Items from a data source
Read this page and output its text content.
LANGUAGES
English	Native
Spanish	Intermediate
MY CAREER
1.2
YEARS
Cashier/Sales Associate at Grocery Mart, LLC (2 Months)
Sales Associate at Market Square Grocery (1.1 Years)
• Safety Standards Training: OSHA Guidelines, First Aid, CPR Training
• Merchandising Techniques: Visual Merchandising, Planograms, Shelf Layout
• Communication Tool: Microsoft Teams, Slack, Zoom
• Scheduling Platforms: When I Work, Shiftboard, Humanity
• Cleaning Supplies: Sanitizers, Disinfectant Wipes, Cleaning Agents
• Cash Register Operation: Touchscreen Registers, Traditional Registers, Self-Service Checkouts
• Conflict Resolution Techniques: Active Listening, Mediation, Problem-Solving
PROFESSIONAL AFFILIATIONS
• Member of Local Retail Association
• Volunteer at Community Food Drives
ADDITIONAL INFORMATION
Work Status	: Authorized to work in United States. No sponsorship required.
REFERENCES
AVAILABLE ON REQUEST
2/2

**Exercise instructions**
For each line above that contains the word "Sales", copy that line.

**Expected output**
Cashier/Sales Associate at Grocery Mart, LLC (2 Months)
Sales Associate at Market Square Grocery (1.1 Years)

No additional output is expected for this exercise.